### Your goal
Rewrite the records from the first line through the line containing "r4-resistor bbox=[1386, 285, 1423, 375]", changing "junction-dot" to "junction-marker" and keeping everything else unchanged.

### Input material
------------------------------------

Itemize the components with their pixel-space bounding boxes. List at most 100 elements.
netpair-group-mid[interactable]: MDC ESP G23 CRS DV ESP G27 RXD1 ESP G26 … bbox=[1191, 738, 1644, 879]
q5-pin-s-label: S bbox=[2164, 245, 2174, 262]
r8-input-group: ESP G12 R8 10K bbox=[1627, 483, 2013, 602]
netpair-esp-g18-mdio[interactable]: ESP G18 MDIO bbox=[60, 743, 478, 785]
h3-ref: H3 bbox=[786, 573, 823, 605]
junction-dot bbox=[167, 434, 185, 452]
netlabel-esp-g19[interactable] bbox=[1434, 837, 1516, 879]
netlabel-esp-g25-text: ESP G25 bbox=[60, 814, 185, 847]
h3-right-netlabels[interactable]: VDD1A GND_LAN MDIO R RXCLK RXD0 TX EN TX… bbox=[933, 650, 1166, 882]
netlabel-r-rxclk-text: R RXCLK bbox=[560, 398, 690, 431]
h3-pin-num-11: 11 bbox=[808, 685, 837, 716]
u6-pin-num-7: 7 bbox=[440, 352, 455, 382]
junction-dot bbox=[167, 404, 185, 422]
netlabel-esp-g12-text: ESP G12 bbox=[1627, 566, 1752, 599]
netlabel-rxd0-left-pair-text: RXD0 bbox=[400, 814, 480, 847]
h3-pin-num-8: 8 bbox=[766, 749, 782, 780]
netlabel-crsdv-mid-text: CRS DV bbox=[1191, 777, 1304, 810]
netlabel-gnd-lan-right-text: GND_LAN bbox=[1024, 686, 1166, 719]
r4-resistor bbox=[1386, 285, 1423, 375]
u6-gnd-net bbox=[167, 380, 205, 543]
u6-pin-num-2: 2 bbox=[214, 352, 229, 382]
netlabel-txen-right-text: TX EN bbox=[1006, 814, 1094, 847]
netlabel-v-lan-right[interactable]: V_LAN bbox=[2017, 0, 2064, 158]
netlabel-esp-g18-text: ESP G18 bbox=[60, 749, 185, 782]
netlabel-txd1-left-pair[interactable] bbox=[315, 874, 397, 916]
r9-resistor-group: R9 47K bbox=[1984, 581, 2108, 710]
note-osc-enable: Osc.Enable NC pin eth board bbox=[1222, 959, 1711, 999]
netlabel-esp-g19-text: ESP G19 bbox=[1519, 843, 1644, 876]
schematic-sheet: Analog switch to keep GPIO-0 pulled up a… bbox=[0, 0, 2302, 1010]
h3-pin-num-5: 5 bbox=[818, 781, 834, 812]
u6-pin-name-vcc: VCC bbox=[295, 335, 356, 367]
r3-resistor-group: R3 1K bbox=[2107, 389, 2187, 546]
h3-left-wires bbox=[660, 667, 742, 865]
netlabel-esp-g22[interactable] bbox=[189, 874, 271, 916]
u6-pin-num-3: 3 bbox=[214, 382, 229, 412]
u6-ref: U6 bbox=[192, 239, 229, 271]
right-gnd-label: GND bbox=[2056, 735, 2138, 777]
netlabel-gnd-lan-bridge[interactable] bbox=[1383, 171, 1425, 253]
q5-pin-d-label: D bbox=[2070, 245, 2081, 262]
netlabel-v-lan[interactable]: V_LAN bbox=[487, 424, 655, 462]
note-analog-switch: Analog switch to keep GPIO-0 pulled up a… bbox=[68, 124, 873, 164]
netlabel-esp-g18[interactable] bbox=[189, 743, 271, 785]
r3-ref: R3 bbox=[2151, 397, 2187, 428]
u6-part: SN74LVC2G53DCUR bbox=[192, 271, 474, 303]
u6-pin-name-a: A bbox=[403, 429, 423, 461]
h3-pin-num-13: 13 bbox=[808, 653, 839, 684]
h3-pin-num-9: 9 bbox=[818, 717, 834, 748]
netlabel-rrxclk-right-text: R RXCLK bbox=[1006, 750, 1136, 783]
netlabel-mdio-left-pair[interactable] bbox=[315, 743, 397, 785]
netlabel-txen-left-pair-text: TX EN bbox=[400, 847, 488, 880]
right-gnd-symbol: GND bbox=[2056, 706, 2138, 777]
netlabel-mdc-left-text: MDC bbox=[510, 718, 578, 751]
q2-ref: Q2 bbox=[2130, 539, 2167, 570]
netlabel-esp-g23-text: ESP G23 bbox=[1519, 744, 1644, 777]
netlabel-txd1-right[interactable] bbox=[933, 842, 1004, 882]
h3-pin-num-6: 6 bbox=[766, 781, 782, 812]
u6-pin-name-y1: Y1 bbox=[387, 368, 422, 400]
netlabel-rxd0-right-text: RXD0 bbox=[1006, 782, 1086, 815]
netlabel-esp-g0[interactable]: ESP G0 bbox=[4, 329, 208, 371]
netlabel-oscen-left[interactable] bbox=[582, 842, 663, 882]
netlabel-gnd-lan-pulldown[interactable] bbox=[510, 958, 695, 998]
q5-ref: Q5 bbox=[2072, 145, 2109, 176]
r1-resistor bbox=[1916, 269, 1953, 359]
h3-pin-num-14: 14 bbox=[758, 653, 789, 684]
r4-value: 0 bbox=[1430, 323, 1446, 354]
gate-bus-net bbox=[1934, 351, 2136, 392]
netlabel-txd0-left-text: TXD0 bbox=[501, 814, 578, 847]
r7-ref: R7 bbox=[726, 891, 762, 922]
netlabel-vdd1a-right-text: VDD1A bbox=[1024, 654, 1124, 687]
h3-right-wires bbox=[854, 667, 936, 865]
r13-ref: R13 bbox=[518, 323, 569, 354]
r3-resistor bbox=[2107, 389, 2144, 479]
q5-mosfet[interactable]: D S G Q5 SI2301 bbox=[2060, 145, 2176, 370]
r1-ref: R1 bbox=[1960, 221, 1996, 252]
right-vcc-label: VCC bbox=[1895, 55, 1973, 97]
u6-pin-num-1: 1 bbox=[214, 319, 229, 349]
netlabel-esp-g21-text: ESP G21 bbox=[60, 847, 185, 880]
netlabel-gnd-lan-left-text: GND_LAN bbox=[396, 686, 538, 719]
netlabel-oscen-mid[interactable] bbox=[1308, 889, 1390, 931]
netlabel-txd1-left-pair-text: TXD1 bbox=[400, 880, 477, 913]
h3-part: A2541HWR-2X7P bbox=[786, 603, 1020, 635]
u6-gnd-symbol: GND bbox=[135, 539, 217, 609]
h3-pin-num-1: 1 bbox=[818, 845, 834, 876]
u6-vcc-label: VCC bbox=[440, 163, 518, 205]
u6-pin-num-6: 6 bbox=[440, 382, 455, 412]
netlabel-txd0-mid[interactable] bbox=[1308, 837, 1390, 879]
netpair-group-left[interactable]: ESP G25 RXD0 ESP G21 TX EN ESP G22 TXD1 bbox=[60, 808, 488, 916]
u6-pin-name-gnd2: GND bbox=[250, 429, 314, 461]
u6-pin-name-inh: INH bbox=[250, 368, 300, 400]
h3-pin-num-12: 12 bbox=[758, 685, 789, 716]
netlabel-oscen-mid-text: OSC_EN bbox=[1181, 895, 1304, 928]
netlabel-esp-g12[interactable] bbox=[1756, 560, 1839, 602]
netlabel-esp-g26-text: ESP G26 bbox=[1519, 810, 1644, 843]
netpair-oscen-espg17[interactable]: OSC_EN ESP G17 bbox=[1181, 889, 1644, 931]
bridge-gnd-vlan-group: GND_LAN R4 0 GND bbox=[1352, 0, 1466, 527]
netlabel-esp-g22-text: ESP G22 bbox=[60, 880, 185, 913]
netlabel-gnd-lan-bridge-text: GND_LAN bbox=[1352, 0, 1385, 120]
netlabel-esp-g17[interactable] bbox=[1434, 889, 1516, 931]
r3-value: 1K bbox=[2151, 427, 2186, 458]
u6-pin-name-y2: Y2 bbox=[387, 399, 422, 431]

------------------------------------

### Task answer
Itemize the components with their pixel-space bounding boxes. List at most 100 elements.
netpair-group-mid[interactable]: MDC ESP G23 CRS DV ESP G27 RXD1 ESP G26 … bbox=[1191, 738, 1644, 879]
q5-pin-s-label: S bbox=[2164, 245, 2174, 262]
r8-input-group: ESP G12 R8 10K bbox=[1627, 483, 2013, 602]
netpair-esp-g18-mdio[interactable]: ESP G18 MDIO bbox=[60, 743, 478, 785]
h3-ref: H3 bbox=[786, 573, 823, 605]
junction-marker bbox=[167, 434, 185, 452]
netlabel-esp-g19[interactable] bbox=[1434, 837, 1516, 879]
netlabel-esp-g25-text: ESP G25 bbox=[60, 814, 185, 847]
h3-right-netlabels[interactable]: VDD1A GND_LAN MDIO R RXCLK RXD0 TX EN TX… bbox=[933, 650, 1166, 882]
netlabel-r-rxclk-text: R RXCLK bbox=[560, 398, 690, 431]
h3-pin-num-11: 11 bbox=[808, 685, 837, 716]
u6-pin-num-7: 7 bbox=[440, 352, 455, 382]
junction-marker bbox=[167, 404, 185, 422]
netlabel-esp-g12-text: ESP G12 bbox=[1627, 566, 1752, 599]
netlabel-rxd0-left-pair-text: RXD0 bbox=[400, 814, 480, 847]
h3-pin-num-8: 8 bbox=[766, 749, 782, 780]
netlabel-crsdv-mid-text: CRS DV bbox=[1191, 777, 1304, 810]
netlabel-gnd-lan-right-text: GND_LAN bbox=[1024, 686, 1166, 719]
r4-resistor bbox=[1386, 285, 1423, 375]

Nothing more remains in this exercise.